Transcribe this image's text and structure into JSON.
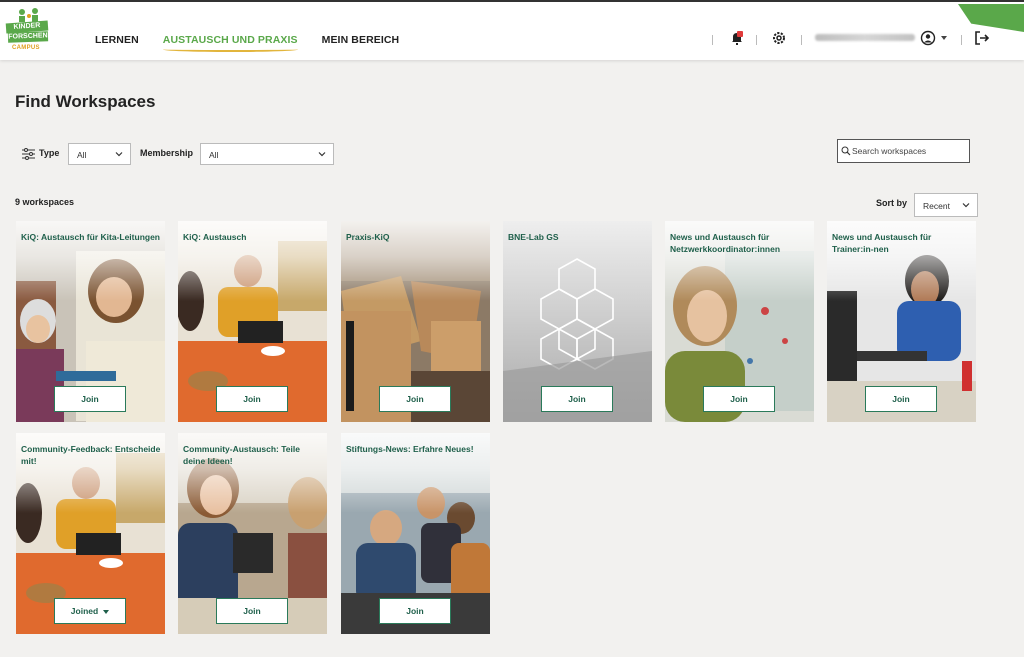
{
  "header": {
    "logo": {
      "top": "KINDER",
      "bottom": "FORSCHEN",
      "sub": "CAMPUS"
    },
    "nav": [
      {
        "label": "LERNEN",
        "active": false
      },
      {
        "label": "AUSTAUSCH UND PRAXIS",
        "active": true
      },
      {
        "label": "MEIN BEREICH",
        "active": false
      }
    ],
    "accent_color": "#5aa84a"
  },
  "page": {
    "title": "Find Workspaces",
    "filters": {
      "type_label": "Type",
      "type_value": "All",
      "membership_label": "Membership",
      "membership_value": "All"
    },
    "search": {
      "placeholder": "Search workspaces"
    },
    "count_label": "9 workspaces",
    "sort": {
      "label": "Sort by",
      "value": "Recent"
    }
  },
  "workspaces": [
    {
      "title": "KiQ: Austausch für Kita-Leitungen",
      "action": "Join"
    },
    {
      "title": "KiQ: Austausch",
      "action": "Join"
    },
    {
      "title": "Praxis-KiQ",
      "action": "Join"
    },
    {
      "title": "BNE-Lab GS",
      "action": "Join"
    },
    {
      "title": "News und Austausch für Netzwerkkoordinator:innen",
      "action": "Join"
    },
    {
      "title": "News und Austausch für Trainer:in-nen",
      "action": "Join"
    },
    {
      "title": "Community-Feedback: Entscheide mit!",
      "action": "Joined"
    },
    {
      "title": "Community-Austausch: Teile deine Ideen!",
      "action": "Join"
    },
    {
      "title": "Stiftungs-News: Erfahre Neues!",
      "action": "Join"
    }
  ]
}
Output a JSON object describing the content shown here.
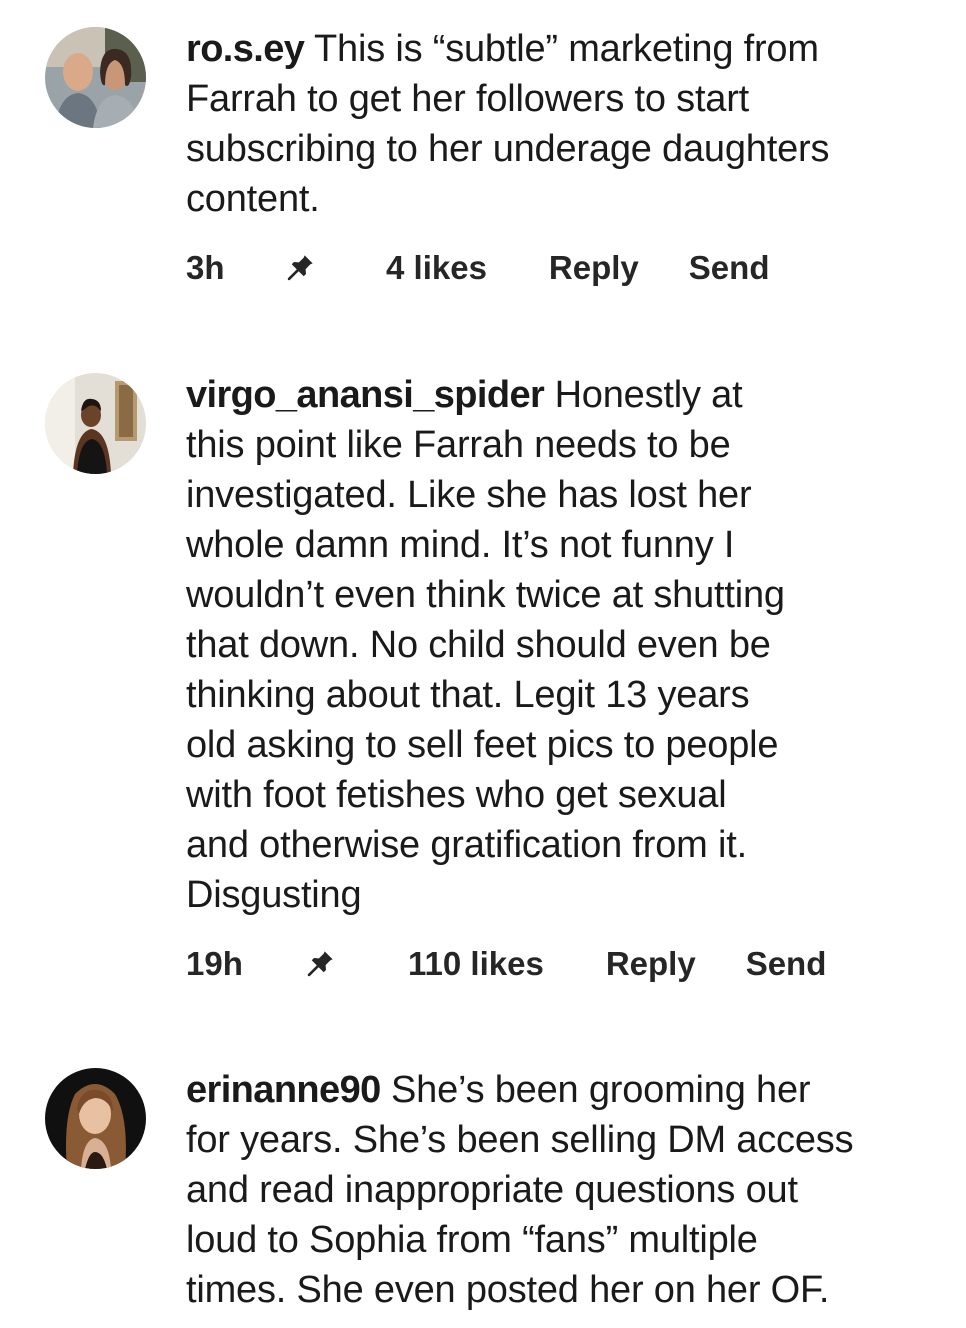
{
  "comments": [
    {
      "username": "ro.s.ey",
      "lines": [
        "This is “subtle” marketing from",
        "Farrah to get her followers to start",
        "subscribing to her underage daughters",
        "content."
      ],
      "time": "3h",
      "pin_icon": "pin-icon",
      "likes": "4 likes",
      "reply": "Reply",
      "send": "Send"
    },
    {
      "username": "virgo_anansi_spider",
      "lines": [
        "Honestly at",
        "this point like Farrah needs to be",
        "investigated. Like she has lost her",
        "whole damn mind. It’s not funny I",
        "wouldn’t even think twice at shutting",
        "that down. No child should even be",
        "thinking about that. Legit 13 years",
        "old asking to sell feet pics to people",
        "with foot fetishes who get sexual",
        "and otherwise gratification from it.",
        "Disgusting"
      ],
      "time": "19h",
      "pin_icon": "pin-icon",
      "likes": "110 likes",
      "reply": "Reply",
      "send": "Send"
    },
    {
      "username": "erinanne90",
      "lines": [
        "She’s been grooming her",
        "for years. She’s been selling DM access",
        "and read inappropriate questions out",
        "loud to Sophia from “fans” multiple",
        "times. She even posted her on her OF."
      ]
    }
  ]
}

+-------+

Set down the material above as is, without any pictures.

▶ **EXERCISE SOLUTION**
Transcribe this image's text and structure into JSON.
{
  "header": {
    "logo": {
      "top": "KINDER",
      "bottom": "FORSCHEN",
      "sub": "CAMPUS"
    },
    "nav": [
      {
        "label": "LERNEN",
        "active": false
      },
      {
        "label": "AUSTAUSCH UND PRAXIS",
        "active": true
      },
      {
        "label": "MEIN BEREICH",
        "active": false
      }
    ],
    "accent_color": "#5aa84a"
  },
  "page": {
    "title": "Find Workspaces",
    "filters": {
      "type_label": "Type",
      "type_value": "All",
      "membership_label": "Membership",
      "membership_value": "All"
    },
    "search": {
      "placeholder": "Search workspaces"
    },
    "count_label": "9 workspaces",
    "sort": {
      "label": "Sort by",
      "value": "Recent"
    }
  },
  "workspaces": [
    {
      "title": "KiQ: Austausch für Kita-Leitungen",
      "action": "Join"
    },
    {
      "title": "KiQ: Austausch",
      "action": "Join"
    },
    {
      "title": "Praxis-KiQ",
      "action": "Join"
    },
    {
      "title": "BNE-Lab GS",
      "action": "Join"
    },
    {
      "title": "News und Austausch für Netzwerkkoordinator:innen",
      "action": "Join"
    },
    {
      "title": "News und Austausch für Trainer:in-nen",
      "action": "Join"
    },
    {
      "title": "Community-Feedback: Entscheide mit!",
      "action": "Joined"
    },
    {
      "title": "Community-Austausch: Teile deine Ideen!",
      "action": "Join"
    },
    {
      "title": "Stiftungs-News: Erfahre Neues!",
      "action": "Join"
    }
  ]
}
Output a JSON object describing the content shown here.
{
  "comments": [
    {
      "username": "ro.s.ey",
      "lines": [
        "This is “subtle” marketing from",
        "Farrah to get her followers to start",
        "subscribing to her underage daughters",
        "content."
      ],
      "time": "3h",
      "pin_icon": "pin-icon",
      "likes": "4 likes",
      "reply": "Reply",
      "send": "Send"
    },
    {
      "username": "virgo_anansi_spider",
      "lines": [
        "Honestly at",
        "this point like Farrah needs to be",
        "investigated. Like she has lost her",
        "whole damn mind. It’s not funny I",
        "wouldn’t even think twice at shutting",
        "that down. No child should even be",
        "thinking about that. Legit 13 years",
        "old asking to sell feet pics to people",
        "with foot fetishes who get sexual",
        "and otherwise gratification from it.",
        "Disgusting"
      ],
      "time": "19h",
      "pin_icon": "pin-icon",
      "likes": "110 likes",
      "reply": "Reply",
      "send": "Send"
    },
    {
      "username": "erinanne90",
      "lines": [
        "She’s been grooming her",
        "for years. She’s been selling DM access",
        "and read inappropriate questions out",
        "loud to Sophia from “fans” multiple",
        "times. She even posted her on her OF."
      ]
    }
  ]
}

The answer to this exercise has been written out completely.